Pull every line containing "decomposition" out of the material below.

# [Records to process]
^^^^^^^^^^^^^^^^
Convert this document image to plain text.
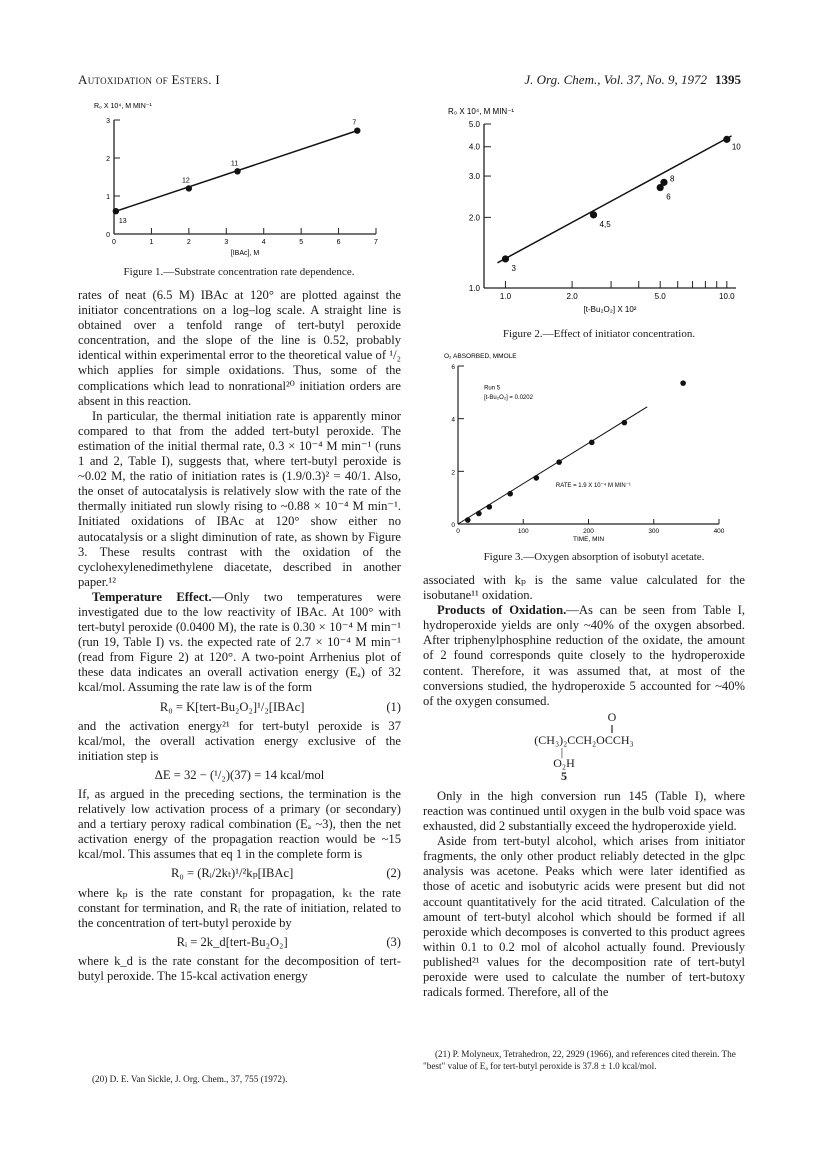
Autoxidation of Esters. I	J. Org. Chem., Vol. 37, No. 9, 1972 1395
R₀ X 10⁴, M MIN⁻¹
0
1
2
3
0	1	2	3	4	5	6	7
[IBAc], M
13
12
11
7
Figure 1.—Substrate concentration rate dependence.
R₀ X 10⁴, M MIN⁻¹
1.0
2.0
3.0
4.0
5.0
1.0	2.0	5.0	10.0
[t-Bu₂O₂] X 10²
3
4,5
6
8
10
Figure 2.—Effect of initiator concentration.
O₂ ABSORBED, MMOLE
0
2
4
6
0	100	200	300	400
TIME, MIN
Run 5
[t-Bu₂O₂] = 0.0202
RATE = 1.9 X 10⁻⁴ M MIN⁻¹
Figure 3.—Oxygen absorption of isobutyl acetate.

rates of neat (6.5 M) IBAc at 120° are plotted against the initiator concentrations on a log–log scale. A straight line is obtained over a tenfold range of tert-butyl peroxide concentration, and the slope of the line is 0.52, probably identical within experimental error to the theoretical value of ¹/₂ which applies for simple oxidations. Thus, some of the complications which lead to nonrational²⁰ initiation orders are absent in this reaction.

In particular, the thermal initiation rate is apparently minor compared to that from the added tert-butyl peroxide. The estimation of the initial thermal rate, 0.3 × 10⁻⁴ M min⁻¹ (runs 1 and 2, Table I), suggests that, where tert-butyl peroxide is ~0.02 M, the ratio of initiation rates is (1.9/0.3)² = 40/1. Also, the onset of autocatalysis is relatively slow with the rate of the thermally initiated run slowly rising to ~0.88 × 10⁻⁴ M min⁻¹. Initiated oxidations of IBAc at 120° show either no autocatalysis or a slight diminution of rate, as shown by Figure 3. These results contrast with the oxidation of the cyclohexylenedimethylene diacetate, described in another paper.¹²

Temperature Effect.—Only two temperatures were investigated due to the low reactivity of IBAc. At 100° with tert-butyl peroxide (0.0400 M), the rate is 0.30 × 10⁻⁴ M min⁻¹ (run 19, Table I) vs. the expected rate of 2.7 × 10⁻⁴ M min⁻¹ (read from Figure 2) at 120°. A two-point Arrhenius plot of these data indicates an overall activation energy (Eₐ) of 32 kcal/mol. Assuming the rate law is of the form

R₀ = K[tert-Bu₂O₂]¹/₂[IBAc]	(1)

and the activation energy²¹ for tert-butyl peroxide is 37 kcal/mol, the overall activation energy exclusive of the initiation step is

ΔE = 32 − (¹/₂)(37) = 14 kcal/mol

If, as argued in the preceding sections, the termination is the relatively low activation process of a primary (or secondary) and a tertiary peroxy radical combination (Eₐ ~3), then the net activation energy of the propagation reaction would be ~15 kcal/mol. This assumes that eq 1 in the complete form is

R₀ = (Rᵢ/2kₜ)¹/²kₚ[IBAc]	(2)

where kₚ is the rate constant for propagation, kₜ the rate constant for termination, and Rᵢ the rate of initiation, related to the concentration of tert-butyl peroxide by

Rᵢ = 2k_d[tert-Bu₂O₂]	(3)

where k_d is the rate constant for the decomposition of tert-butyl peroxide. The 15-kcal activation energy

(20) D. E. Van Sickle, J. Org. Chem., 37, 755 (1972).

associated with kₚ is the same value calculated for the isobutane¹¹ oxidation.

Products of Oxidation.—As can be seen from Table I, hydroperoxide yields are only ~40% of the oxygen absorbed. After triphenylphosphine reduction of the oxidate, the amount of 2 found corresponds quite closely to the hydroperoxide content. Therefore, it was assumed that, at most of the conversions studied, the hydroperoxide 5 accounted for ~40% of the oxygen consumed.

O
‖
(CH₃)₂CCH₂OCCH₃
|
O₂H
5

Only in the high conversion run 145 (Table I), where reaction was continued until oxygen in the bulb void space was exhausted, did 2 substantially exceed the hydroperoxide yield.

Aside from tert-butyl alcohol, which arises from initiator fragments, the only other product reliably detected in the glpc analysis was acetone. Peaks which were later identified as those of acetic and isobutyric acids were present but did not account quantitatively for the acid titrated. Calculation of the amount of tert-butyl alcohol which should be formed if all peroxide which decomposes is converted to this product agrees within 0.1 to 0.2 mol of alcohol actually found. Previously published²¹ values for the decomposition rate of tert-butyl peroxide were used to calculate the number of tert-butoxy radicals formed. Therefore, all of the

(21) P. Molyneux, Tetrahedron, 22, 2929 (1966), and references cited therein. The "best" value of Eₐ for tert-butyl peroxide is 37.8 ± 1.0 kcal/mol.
^^^^^^^^^^^^^^^^
# [Written answer]
where k_d is the rate constant for the decomposition of tert-butyl peroxide. The 15-kcal activation energy
Aside from tert-butyl alcohol, which arises from initiator fragments, the only other product reliably detected in the glpc analysis was acetone. Peaks which were later identified as those of acetic and isobutyric acids were present but did not account quantitatively for the acid titrated. Calculation of the amount of tert-butyl alcohol which should be formed if all peroxide which decomposes is converted to this product agrees within 0.1 to 0.2 mol of alcohol actually found. Previously published²¹ values for the decomposition rate of tert-butyl peroxide were used to calculate the number of tert-butoxy radicals formed. Therefore, all of the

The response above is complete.